■ Stated goal ■
The records should be written out in full, with nothing altered.

■ Input records ■
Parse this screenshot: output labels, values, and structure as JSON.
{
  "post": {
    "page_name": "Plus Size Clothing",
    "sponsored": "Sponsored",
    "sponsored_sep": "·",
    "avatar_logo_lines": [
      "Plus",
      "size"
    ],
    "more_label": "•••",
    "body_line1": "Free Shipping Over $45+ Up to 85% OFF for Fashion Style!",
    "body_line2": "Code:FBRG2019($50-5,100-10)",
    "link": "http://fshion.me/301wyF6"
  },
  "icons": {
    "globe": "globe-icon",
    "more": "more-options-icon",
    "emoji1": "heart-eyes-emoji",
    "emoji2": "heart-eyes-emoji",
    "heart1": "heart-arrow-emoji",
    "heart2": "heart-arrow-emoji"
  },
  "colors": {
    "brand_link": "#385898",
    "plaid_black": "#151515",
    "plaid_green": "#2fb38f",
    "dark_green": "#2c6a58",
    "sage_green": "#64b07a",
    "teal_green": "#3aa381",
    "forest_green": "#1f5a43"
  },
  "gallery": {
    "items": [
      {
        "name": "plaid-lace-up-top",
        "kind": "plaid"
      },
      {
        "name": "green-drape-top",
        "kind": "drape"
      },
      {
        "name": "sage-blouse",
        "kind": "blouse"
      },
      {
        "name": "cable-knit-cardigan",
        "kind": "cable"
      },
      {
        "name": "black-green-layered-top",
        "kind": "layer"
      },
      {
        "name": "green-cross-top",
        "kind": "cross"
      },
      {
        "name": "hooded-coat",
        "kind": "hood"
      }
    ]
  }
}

■ Answer to the task ■
Parse this screenshot: output labels, values, and structure as JSON.
{
  "post": {
    "page_name": "Plus Size Clothing",
    "sponsored": "Sponsored",
    "sponsored_sep": "·",
    "avatar_logo_lines": [
      "Plus",
      "size"
    ],
    "more_label": "•••",
    "body_line1": "Free Shipping Over $45+ Up to 85% OFF for Fashion Style!",
    "body_line2": "Code:FBRG2019($50-5,100-10)",
    "link": "http://fshion.me/301wyF6"
  },
  "icons": {
    "globe": "globe-icon",
    "more": "more-options-icon",
    "emoji1": "heart-eyes-emoji",
    "emoji2": "heart-eyes-emoji",
    "heart1": "heart-arrow-emoji",
    "heart2": "heart-arrow-emoji"
  },
  "colors": {
    "brand_link": "#385898",
    "plaid_black": "#151515",
    "plaid_green": "#2fb38f",
    "dark_green": "#2c6a58",
    "sage_green": "#64b07a",
    "teal_green": "#3aa381",
    "forest_green": "#1f5a43"
  },
  "gallery": {
    "items": [
      {
        "name": "plaid-lace-up-top",
        "kind": "plaid"
      },
      {
        "name": "green-drape-top",
        "kind": "drape"
      },
      {
        "name": "sage-blouse",
        "kind": "blouse"
      },
      {
        "name": "cable-knit-cardigan",
        "kind": "cable"
      },
      {
        "name": "black-green-layered-top",
        "kind": "layer"
      },
      {
        "name": "green-cross-top",
        "kind": "cross"
      },
      {
        "name": "hooded-coat",
        "kind": "hood"
      }
    ]
  }
}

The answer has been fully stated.